Return the listing word for word, as given.

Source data

---

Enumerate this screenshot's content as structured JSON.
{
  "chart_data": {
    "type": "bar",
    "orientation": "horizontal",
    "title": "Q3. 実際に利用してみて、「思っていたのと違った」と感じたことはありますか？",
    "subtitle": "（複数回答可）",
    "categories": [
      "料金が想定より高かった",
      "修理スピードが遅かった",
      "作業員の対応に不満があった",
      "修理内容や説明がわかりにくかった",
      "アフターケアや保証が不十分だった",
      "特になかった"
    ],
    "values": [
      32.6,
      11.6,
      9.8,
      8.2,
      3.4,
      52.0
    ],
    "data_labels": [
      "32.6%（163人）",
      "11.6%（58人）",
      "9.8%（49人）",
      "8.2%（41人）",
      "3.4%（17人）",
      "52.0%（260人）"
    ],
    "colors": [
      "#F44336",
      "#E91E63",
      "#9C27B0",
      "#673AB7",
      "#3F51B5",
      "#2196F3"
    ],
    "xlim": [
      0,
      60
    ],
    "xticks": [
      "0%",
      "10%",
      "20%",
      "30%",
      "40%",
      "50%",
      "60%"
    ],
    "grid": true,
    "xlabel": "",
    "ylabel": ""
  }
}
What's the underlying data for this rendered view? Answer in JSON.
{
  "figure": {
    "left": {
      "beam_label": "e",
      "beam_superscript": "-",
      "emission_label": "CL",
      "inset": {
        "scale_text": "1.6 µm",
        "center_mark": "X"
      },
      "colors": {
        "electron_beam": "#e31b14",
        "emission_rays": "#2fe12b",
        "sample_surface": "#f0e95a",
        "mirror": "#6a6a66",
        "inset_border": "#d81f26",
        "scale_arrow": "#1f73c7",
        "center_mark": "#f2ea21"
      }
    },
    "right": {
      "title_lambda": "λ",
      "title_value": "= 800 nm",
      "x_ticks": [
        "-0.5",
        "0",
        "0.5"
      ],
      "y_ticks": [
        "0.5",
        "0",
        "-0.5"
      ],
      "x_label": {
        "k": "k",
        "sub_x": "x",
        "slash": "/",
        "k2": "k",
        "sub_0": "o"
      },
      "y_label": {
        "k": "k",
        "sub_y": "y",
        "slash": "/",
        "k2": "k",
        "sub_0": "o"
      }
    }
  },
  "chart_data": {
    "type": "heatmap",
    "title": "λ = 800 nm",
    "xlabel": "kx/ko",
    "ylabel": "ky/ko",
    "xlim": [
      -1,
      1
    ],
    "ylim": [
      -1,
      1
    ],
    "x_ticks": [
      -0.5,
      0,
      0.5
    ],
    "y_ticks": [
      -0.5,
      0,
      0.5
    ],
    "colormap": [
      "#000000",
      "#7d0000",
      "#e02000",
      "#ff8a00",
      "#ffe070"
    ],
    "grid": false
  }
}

---

ANSWER TO THIS PROBLEM:
Enumerate this screenshot's content as structured JSON.
{
  "chart_data": {
    "type": "bar",
    "orientation": "horizontal",
    "title": "Q3. 実際に利用してみて、「思っていたのと違った」と感じたことはありますか？",
    "subtitle": "（複数回答可）",
    "categories": [
      "料金が想定より高かった",
      "修理スピードが遅かった",
      "作業員の対応に不満があった",
      "修理内容や説明がわかりにくかった",
      "アフターケアや保証が不十分だった",
      "特になかった"
    ],
    "values": [
      32.6,
      11.6,
      9.8,
      8.2,
      3.4,
      52.0
    ],
    "data_labels": [
      "32.6%（163人）",
      "11.6%（58人）",
      "9.8%（49人）",
      "8.2%（41人）",
      "3.4%（17人）",
      "52.0%（260人）"
    ],
    "colors": [
      "#F44336",
      "#E91E63",
      "#9C27B0",
      "#673AB7",
      "#3F51B5",
      "#2196F3"
    ],
    "xlim": [
      0,
      60
    ],
    "xticks": [
      "0%",
      "10%",
      "20%",
      "30%",
      "40%",
      "50%",
      "60%"
    ],
    "grid": true,
    "xlabel": "",
    "ylabel": ""
  }
}
What's the underlying data for this rendered view? Answer in JSON.
{
  "figure": {
    "left": {
      "beam_label": "e",
      "beam_superscript": "-",
      "emission_label": "CL",
      "inset": {
        "scale_text": "1.6 µm",
        "center_mark": "X"
      },
      "colors": {
        "electron_beam": "#e31b14",
        "emission_rays": "#2fe12b",
        "sample_surface": "#f0e95a",
        "mirror": "#6a6a66",
        "inset_border": "#d81f26",
        "scale_arrow": "#1f73c7",
        "center_mark": "#f2ea21"
      }
    },
    "right": {
      "title_lambda": "λ",
      "title_value": "= 800 nm",
      "x_ticks": [
        "-0.5",
        "0",
        "0.5"
      ],
      "y_ticks": [
        "0.5",
        "0",
        "-0.5"
      ],
      "x_label": {
        "k": "k",
        "sub_x": "x",
        "slash": "/",
        "k2": "k",
        "sub_0": "o"
      },
      "y_label": {
        "k": "k",
        "sub_y": "y",
        "slash": "/",
        "k2": "k",
        "sub_0": "o"
      }
    }
  },
  "chart_data": {
    "type": "heatmap",
    "title": "λ = 800 nm",
    "xlabel": "kx/ko",
    "ylabel": "ky/ko",
    "xlim": [
      -1,
      1
    ],
    "ylim": [
      -1,
      1
    ],
    "x_ticks": [
      -0.5,
      0,
      0.5
    ],
    "y_ticks": [
      -0.5,
      0,
      0.5
    ],
    "colormap": [
      "#000000",
      "#7d0000",
      "#e02000",
      "#ff8a00",
      "#ffe070"
    ],
    "grid": false
  }
}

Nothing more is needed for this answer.